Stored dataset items
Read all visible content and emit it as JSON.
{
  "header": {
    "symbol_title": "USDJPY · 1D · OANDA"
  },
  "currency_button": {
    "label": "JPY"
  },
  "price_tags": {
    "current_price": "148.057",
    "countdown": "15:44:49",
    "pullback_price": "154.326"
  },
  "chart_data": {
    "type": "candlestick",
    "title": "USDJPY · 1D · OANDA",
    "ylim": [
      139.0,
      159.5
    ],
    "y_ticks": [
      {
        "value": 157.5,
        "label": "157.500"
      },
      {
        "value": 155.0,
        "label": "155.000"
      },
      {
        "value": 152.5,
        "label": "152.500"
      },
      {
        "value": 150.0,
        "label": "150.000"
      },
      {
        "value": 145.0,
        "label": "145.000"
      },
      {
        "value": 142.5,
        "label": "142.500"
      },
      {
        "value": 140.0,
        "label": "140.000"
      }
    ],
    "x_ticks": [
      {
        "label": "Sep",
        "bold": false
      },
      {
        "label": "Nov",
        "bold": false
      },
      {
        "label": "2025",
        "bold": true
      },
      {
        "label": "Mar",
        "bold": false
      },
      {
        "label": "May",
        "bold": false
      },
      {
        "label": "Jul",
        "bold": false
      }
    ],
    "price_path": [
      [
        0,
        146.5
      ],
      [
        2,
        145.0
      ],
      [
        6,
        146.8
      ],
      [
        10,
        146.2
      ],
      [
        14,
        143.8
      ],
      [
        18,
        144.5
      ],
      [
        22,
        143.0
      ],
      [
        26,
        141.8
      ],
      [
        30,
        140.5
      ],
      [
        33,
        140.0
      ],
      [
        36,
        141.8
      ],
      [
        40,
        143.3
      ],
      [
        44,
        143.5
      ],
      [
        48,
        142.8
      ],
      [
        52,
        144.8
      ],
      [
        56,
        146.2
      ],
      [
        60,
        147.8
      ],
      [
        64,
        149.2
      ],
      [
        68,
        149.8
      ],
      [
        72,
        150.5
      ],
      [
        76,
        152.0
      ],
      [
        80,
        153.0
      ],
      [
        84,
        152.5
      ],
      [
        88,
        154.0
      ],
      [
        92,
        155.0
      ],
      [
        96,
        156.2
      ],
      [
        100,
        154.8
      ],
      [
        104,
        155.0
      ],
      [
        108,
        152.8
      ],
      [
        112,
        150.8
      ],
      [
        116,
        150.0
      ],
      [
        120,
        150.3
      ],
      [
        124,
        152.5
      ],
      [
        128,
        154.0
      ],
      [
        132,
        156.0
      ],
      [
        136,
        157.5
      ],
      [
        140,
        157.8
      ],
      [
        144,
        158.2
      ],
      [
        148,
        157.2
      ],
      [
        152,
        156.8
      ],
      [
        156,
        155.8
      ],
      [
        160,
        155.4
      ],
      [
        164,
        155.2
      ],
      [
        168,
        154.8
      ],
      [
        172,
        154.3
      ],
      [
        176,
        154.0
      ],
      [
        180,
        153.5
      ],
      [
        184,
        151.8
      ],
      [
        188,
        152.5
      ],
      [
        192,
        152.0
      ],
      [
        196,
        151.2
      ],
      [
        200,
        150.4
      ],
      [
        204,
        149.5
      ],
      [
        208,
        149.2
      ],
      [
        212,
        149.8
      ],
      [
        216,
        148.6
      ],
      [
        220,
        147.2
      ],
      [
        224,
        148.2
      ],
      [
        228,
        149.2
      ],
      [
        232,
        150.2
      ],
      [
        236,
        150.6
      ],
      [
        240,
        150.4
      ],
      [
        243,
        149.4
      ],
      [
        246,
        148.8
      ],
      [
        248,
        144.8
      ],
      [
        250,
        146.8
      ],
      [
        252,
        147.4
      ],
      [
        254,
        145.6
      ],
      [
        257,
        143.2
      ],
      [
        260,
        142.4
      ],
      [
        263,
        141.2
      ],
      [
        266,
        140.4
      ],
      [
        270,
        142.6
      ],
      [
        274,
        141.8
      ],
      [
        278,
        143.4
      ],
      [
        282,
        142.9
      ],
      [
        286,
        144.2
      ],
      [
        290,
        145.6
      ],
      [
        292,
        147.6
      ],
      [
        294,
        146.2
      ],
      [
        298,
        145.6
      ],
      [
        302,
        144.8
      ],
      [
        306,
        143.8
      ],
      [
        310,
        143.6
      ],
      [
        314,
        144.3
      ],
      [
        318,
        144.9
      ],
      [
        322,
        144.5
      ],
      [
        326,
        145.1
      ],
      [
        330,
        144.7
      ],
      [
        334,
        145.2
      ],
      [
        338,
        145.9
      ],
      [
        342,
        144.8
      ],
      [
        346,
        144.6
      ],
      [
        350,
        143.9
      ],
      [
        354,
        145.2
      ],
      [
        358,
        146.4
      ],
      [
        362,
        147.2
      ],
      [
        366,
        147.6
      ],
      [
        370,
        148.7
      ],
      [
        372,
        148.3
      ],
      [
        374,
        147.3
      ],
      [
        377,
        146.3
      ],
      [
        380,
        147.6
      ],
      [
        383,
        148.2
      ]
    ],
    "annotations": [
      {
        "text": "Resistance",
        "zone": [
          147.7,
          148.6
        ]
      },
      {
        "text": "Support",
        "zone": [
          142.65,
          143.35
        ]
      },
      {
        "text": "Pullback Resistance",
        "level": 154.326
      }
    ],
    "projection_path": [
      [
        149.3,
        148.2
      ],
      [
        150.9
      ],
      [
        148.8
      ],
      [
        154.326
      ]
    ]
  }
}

### Short problem
Return each entry from the material above exactly as it appears.

### Reply
Read all visible content and emit it as JSON.
{
  "header": {
    "symbol_title": "USDJPY · 1D · OANDA"
  },
  "currency_button": {
    "label": "JPY"
  },
  "price_tags": {
    "current_price": "148.057",
    "countdown": "15:44:49",
    "pullback_price": "154.326"
  },
  "chart_data": {
    "type": "candlestick",
    "title": "USDJPY · 1D · OANDA",
    "ylim": [
      139.0,
      159.5
    ],
    "y_ticks": [
      {
        "value": 157.5,
        "label": "157.500"
      },
      {
        "value": 155.0,
        "label": "155.000"
      },
      {
        "value": 152.5,
        "label": "152.500"
      },
      {
        "value": 150.0,
        "label": "150.000"
      },
      {
        "value": 145.0,
        "label": "145.000"
      },
      {
        "value": 142.5,
        "label": "142.500"
      },
      {
        "value": 140.0,
        "label": "140.000"
      }
    ],
    "x_ticks": [
      {
        "label": "Sep",
        "bold": false
      },
      {
        "label": "Nov",
        "bold": false
      },
      {
        "label": "2025",
        "bold": true
      },
      {
        "label": "Mar",
        "bold": false
      },
      {
        "label": "May",
        "bold": false
      },
      {
        "label": "Jul",
        "bold": false
      }
    ],
    "price_path": [
      [
        0,
        146.5
      ],
      [
        2,
        145.0
      ],
      [
        6,
        146.8
      ],
      [
        10,
        146.2
      ],
      [
        14,
        143.8
      ],
      [
        18,
        144.5
      ],
      [
        22,
        143.0
      ],
      [
        26,
        141.8
      ],
      [
        30,
        140.5
      ],
      [
        33,
        140.0
      ],
      [
        36,
        141.8
      ],
      [
        40,
        143.3
      ],
      [
        44,
        143.5
      ],
      [
        48,
        142.8
      ],
      [
        52,
        144.8
      ],
      [
        56,
        146.2
      ],
      [
        60,
        147.8
      ],
      [
        64,
        149.2
      ],
      [
        68,
        149.8
      ],
      [
        72,
        150.5
      ],
      [
        76,
        152.0
      ],
      [
        80,
        153.0
      ],
      [
        84,
        152.5
      ],
      [
        88,
        154.0
      ],
      [
        92,
        155.0
      ],
      [
        96,
        156.2
      ],
      [
        100,
        154.8
      ],
      [
        104,
        155.0
      ],
      [
        108,
        152.8
      ],
      [
        112,
        150.8
      ],
      [
        116,
        150.0
      ],
      [
        120,
        150.3
      ],
      [
        124,
        152.5
      ],
      [
        128,
        154.0
      ],
      [
        132,
        156.0
      ],
      [
        136,
        157.5
      ],
      [
        140,
        157.8
      ],
      [
        144,
        158.2
      ],
      [
        148,
        157.2
      ],
      [
        152,
        156.8
      ],
      [
        156,
        155.8
      ],
      [
        160,
        155.4
      ],
      [
        164,
        155.2
      ],
      [
        168,
        154.8
      ],
      [
        172,
        154.3
      ],
      [
        176,
        154.0
      ],
      [
        180,
        153.5
      ],
      [
        184,
        151.8
      ],
      [
        188,
        152.5
      ],
      [
        192,
        152.0
      ],
      [
        196,
        151.2
      ],
      [
        200,
        150.4
      ],
      [
        204,
        149.5
      ],
      [
        208,
        149.2
      ],
      [
        212,
        149.8
      ],
      [
        216,
        148.6
      ],
      [
        220,
        147.2
      ],
      [
        224,
        148.2
      ],
      [
        228,
        149.2
      ],
      [
        232,
        150.2
      ],
      [
        236,
        150.6
      ],
      [
        240,
        150.4
      ],
      [
        243,
        149.4
      ],
      [
        246,
        148.8
      ],
      [
        248,
        144.8
      ],
      [
        250,
        146.8
      ],
      [
        252,
        147.4
      ],
      [
        254,
        145.6
      ],
      [
        257,
        143.2
      ],
      [
        260,
        142.4
      ],
      [
        263,
        141.2
      ],
      [
        266,
        140.4
      ],
      [
        270,
        142.6
      ],
      [
        274,
        141.8
      ],
      [
        278,
        143.4
      ],
      [
        282,
        142.9
      ],
      [
        286,
        144.2
      ],
      [
        290,
        145.6
      ],
      [
        292,
        147.6
      ],
      [
        294,
        146.2
      ],
      [
        298,
        145.6
      ],
      [
        302,
        144.8
      ],
      [
        306,
        143.8
      ],
      [
        310,
        143.6
      ],
      [
        314,
        144.3
      ],
      [
        318,
        144.9
      ],
      [
        322,
        144.5
      ],
      [
        326,
        145.1
      ],
      [
        330,
        144.7
      ],
      [
        334,
        145.2
      ],
      [
        338,
        145.9
      ],
      [
        342,
        144.8
      ],
      [
        346,
        144.6
      ],
      [
        350,
        143.9
      ],
      [
        354,
        145.2
      ],
      [
        358,
        146.4
      ],
      [
        362,
        147.2
      ],
      [
        366,
        147.6
      ],
      [
        370,
        148.7
      ],
      [
        372,
        148.3
      ],
      [
        374,
        147.3
      ],
      [
        377,
        146.3
      ],
      [
        380,
        147.6
      ],
      [
        383,
        148.2
      ]
    ],
    "annotations": [
      {
        "text": "Resistance",
        "zone": [
          147.7,
          148.6
        ]
      },
      {
        "text": "Support",
        "zone": [
          142.65,
          143.35
        ]
      },
      {
        "text": "Pullback Resistance",
        "level": 154.326
      }
    ],
    "projection_path": [
      [
        149.3,
        148.2
      ],
      [
        150.9
      ],
      [
        148.8
      ],
      [
        154.326
      ]
    ]
  }
}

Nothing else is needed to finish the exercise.